**Task objective:** Reproduce every line of the data below verbatim, with no changes.
***
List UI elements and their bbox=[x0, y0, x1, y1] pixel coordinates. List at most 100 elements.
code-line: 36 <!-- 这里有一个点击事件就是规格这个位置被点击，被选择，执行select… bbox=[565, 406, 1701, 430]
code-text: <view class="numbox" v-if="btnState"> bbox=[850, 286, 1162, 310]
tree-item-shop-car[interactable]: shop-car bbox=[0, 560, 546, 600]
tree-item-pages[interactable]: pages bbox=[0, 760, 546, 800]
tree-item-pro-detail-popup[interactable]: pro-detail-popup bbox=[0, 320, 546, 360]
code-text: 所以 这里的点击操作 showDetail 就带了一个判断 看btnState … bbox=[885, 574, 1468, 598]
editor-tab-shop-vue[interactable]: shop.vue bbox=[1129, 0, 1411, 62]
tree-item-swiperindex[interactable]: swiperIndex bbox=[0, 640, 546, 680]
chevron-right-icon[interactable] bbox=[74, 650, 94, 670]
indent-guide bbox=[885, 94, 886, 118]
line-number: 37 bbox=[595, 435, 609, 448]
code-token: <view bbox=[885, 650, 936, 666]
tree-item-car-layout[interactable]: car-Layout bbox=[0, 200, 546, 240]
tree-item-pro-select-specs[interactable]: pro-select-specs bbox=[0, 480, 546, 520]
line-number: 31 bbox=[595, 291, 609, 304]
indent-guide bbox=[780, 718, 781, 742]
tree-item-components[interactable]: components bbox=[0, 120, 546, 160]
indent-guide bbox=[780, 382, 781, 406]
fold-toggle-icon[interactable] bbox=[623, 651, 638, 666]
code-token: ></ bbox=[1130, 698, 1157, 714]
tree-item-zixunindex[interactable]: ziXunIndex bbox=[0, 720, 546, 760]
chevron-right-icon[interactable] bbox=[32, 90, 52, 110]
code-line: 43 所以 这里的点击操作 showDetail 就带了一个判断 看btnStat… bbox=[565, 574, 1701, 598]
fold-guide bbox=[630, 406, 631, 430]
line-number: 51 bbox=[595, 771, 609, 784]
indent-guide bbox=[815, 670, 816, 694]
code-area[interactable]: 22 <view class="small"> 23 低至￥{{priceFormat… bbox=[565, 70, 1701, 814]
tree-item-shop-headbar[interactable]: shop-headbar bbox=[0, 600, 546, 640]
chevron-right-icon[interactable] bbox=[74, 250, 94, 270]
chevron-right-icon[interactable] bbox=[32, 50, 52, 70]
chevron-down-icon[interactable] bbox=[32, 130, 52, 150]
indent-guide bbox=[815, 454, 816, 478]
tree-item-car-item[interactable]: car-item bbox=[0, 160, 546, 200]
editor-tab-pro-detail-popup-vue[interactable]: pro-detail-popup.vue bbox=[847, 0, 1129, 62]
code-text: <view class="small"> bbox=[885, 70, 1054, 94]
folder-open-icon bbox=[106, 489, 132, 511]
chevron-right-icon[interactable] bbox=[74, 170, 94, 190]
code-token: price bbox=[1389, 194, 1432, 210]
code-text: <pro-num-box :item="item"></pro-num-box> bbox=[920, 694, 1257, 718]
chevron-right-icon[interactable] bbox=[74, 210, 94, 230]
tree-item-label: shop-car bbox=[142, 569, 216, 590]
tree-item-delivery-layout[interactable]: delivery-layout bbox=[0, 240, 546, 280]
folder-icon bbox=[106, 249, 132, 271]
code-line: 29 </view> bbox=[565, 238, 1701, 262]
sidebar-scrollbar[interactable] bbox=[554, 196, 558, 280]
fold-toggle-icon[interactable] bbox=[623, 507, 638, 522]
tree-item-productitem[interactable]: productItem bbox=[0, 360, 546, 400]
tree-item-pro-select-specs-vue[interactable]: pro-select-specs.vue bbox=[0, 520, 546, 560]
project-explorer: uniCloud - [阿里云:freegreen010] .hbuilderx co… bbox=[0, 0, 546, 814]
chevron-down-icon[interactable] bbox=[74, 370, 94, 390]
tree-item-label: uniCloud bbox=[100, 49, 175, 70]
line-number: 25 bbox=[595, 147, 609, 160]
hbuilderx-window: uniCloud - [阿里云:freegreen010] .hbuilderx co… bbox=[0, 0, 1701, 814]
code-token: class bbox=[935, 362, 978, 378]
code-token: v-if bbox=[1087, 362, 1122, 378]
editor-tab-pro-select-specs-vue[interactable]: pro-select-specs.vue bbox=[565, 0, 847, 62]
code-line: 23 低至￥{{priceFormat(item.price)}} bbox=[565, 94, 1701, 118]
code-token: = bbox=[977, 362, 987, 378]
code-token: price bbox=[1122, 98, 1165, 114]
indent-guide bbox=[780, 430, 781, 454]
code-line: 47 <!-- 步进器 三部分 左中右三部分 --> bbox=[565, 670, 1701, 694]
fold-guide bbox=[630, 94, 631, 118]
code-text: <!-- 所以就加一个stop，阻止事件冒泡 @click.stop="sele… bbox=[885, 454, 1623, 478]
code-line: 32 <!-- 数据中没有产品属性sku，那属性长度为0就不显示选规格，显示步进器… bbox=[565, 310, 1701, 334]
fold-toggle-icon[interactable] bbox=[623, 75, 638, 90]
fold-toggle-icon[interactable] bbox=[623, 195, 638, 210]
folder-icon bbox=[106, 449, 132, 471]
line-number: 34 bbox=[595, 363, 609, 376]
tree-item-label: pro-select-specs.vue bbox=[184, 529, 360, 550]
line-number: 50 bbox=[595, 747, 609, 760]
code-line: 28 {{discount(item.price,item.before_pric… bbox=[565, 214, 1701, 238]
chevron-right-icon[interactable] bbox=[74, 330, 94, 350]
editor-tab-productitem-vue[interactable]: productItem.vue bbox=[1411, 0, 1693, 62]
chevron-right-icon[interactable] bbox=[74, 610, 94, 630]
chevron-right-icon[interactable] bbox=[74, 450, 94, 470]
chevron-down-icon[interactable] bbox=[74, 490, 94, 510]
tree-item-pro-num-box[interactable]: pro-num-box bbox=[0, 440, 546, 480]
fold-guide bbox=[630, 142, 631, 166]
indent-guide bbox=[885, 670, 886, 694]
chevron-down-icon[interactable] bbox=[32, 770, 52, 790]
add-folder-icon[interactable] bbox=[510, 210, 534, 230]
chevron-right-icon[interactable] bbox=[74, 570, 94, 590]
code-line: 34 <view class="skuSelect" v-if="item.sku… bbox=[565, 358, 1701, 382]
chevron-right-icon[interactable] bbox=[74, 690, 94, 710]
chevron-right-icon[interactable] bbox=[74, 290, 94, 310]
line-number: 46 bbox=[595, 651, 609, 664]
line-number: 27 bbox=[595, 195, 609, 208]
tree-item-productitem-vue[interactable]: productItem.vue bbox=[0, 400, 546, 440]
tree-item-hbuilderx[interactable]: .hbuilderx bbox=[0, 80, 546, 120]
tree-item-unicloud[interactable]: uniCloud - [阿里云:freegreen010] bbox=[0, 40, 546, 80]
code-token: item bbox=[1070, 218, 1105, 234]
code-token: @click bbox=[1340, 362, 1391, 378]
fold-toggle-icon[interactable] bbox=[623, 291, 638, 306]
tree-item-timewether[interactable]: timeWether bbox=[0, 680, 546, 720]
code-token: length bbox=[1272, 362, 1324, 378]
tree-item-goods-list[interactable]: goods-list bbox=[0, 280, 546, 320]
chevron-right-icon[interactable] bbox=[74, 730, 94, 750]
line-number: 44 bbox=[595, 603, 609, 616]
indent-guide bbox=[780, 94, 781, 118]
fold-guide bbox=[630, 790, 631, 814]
***
**Worked answer:**
List UI elements and their bbox=[x0, y0, x1, y1] pixel coordinates. List at most 100 elements.
code-line: 36 <!-- 这里有一个点击事件就是规格这个位置被点击，被选择，执行select… bbox=[565, 406, 1701, 430]
code-text: <view class="numbox" v-if="btnState"> bbox=[850, 286, 1162, 310]
tree-item-shop-car[interactable]: shop-car bbox=[0, 560, 546, 600]
tree-item-pages[interactable]: pages bbox=[0, 760, 546, 800]
tree-item-pro-detail-popup[interactable]: pro-detail-popup bbox=[0, 320, 546, 360]
code-text: 所以 这里的点击操作 showDetail 就带了一个判断 看btnState … bbox=[885, 574, 1468, 598]
editor-tab-shop-vue[interactable]: shop.vue bbox=[1129, 0, 1411, 62]
tree-item-swiperindex[interactable]: swiperIndex bbox=[0, 640, 546, 680]
chevron-right-icon[interactable] bbox=[74, 650, 94, 670]
indent-guide bbox=[885, 94, 886, 118]
line-number: 37 bbox=[595, 435, 609, 448]
code-token: <view bbox=[885, 650, 936, 666]
tree-item-car-layout[interactable]: car-Layout bbox=[0, 200, 546, 240]
tree-item-pro-select-specs[interactable]: pro-select-specs bbox=[0, 480, 546, 520]
line-number: 31 bbox=[595, 291, 609, 304]
indent-guide bbox=[780, 718, 781, 742]
tree-item-components[interactable]: components bbox=[0, 120, 546, 160]
indent-guide bbox=[780, 382, 781, 406]
fold-toggle-icon[interactable] bbox=[623, 651, 638, 666]
code-token: ></ bbox=[1130, 698, 1157, 714]
tree-item-zixunindex[interactable]: ziXunIndex bbox=[0, 720, 546, 760]
chevron-right-icon[interactable] bbox=[32, 90, 52, 110]
code-line: 43 所以 这里的点击操作 showDetail 就带了一个判断 看btnStat… bbox=[565, 574, 1701, 598]
fold-guide bbox=[630, 406, 631, 430]
line-number: 51 bbox=[595, 771, 609, 784]
indent-guide bbox=[815, 670, 816, 694]
code-area[interactable]: 22 <view class="small"> 23 低至￥{{priceFormat… bbox=[565, 70, 1701, 814]
tree-item-shop-headbar[interactable]: shop-headbar bbox=[0, 600, 546, 640]
chevron-right-icon[interactable] bbox=[74, 250, 94, 270]
chevron-right-icon[interactable] bbox=[32, 50, 52, 70]
chevron-down-icon[interactable] bbox=[32, 130, 52, 150]
indent-guide bbox=[815, 454, 816, 478]
tree-item-car-item[interactable]: car-item bbox=[0, 160, 546, 200]
editor-tab-pro-detail-popup-vue[interactable]: pro-detail-popup.vue bbox=[847, 0, 1129, 62]
code-text: <view class="small"> bbox=[885, 70, 1054, 94]
folder-open-icon bbox=[106, 489, 132, 511]
chevron-right-icon[interactable] bbox=[74, 170, 94, 190]
code-token: price bbox=[1389, 194, 1432, 210]
code-text: <pro-num-box :item="item"></pro-num-box> bbox=[920, 694, 1257, 718]
chevron-right-icon[interactable] bbox=[74, 210, 94, 230]
tree-item-label: shop-car bbox=[142, 569, 216, 590]
tree-item-delivery-layout[interactable]: delivery-layout bbox=[0, 240, 546, 280]
folder-icon bbox=[106, 249, 132, 271]
code-line: 29 </view> bbox=[565, 238, 1701, 262]
sidebar-scrollbar[interactable] bbox=[554, 196, 558, 280]
fold-toggle-icon[interactable] bbox=[623, 507, 638, 522]
tree-item-productitem[interactable]: productItem bbox=[0, 360, 546, 400]
tree-item-pro-select-specs-vue[interactable]: pro-select-specs.vue bbox=[0, 520, 546, 560]
project-explorer: uniCloud - [阿里云:freegreen010] .hbuilderx co… bbox=[0, 0, 546, 814]
chevron-down-icon[interactable] bbox=[74, 370, 94, 390]
tree-item-label: uniCloud bbox=[100, 49, 175, 70]
line-number: 25 bbox=[595, 147, 609, 160]
hbuilderx-window: uniCloud - [阿里云:freegreen010] .hbuilderx co… bbox=[0, 0, 1701, 814]
code-token: class bbox=[935, 362, 978, 378]
code-token: v-if bbox=[1087, 362, 1122, 378]
editor-tab-pro-select-specs-vue[interactable]: pro-select-specs.vue bbox=[565, 0, 847, 62]
code-line: 23 低至￥{{priceFormat(item.price)}} bbox=[565, 94, 1701, 118]
code-token: = bbox=[977, 362, 987, 378]
code-token: price bbox=[1122, 98, 1165, 114]
indent-guide bbox=[780, 430, 781, 454]
code-line: 47 <!-- 步进器 三部分 左中右三部分 --> bbox=[565, 670, 1701, 694]
fold-guide bbox=[630, 94, 631, 118]
code-text: <!-- 所以就加一个stop，阻止事件冒泡 @click.stop="sele… bbox=[885, 454, 1623, 478]
code-line: 32 <!-- 数据中没有产品属性sku，那属性长度为0就不显示选规格，显示步进器… bbox=[565, 310, 1701, 334]
fold-toggle-icon[interactable] bbox=[623, 75, 638, 90]
fold-toggle-icon[interactable] bbox=[623, 195, 638, 210]
folder-icon bbox=[106, 449, 132, 471]
line-number: 34 bbox=[595, 363, 609, 376]
tree-item-label: pro-select-specs.vue bbox=[184, 529, 360, 550]
line-number: 50 bbox=[595, 747, 609, 760]
code-line: 28 {{discount(item.price,item.before_pric… bbox=[565, 214, 1701, 238]
chevron-right-icon[interactable] bbox=[74, 330, 94, 350]
editor-tab-productitem-vue[interactable]: productItem.vue bbox=[1411, 0, 1693, 62]
chevron-right-icon[interactable] bbox=[74, 610, 94, 630]
chevron-right-icon[interactable] bbox=[74, 450, 94, 470]
chevron-down-icon[interactable] bbox=[74, 490, 94, 510]
tree-item-pro-num-box[interactable]: pro-num-box bbox=[0, 440, 546, 480]
fold-guide bbox=[630, 142, 631, 166]
indent-guide bbox=[885, 670, 886, 694]
chevron-down-icon[interactable] bbox=[32, 770, 52, 790]
add-folder-icon[interactable] bbox=[510, 210, 534, 230]
chevron-right-icon[interactable] bbox=[74, 570, 94, 590]
code-line: 34 <view class="skuSelect" v-if="item.sku… bbox=[565, 358, 1701, 382]
chevron-right-icon[interactable] bbox=[74, 690, 94, 710]
chevron-right-icon[interactable] bbox=[74, 290, 94, 310]
line-number: 46 bbox=[595, 651, 609, 664]
line-number: 27 bbox=[595, 195, 609, 208]
tree-item-productitem-vue[interactable]: productItem.vue bbox=[0, 400, 546, 440]
tree-item-hbuilderx[interactable]: .hbuilderx bbox=[0, 80, 546, 120]
tree-item-unicloud[interactable]: uniCloud - [阿里云:freegreen010] bbox=[0, 40, 546, 80]
code-token: item bbox=[1070, 218, 1105, 234]
code-token: @click bbox=[1340, 362, 1391, 378]
fold-toggle-icon[interactable] bbox=[623, 291, 638, 306]
tree-item-timewether[interactable]: timeWether bbox=[0, 680, 546, 720]
code-token: length bbox=[1272, 362, 1324, 378]
tree-item-goods-list[interactable]: goods-list bbox=[0, 280, 546, 320]
chevron-right-icon[interactable] bbox=[74, 730, 94, 750]
line-number: 44 bbox=[595, 603, 609, 616]
indent-guide bbox=[780, 94, 781, 118]
fold-guide bbox=[630, 790, 631, 814]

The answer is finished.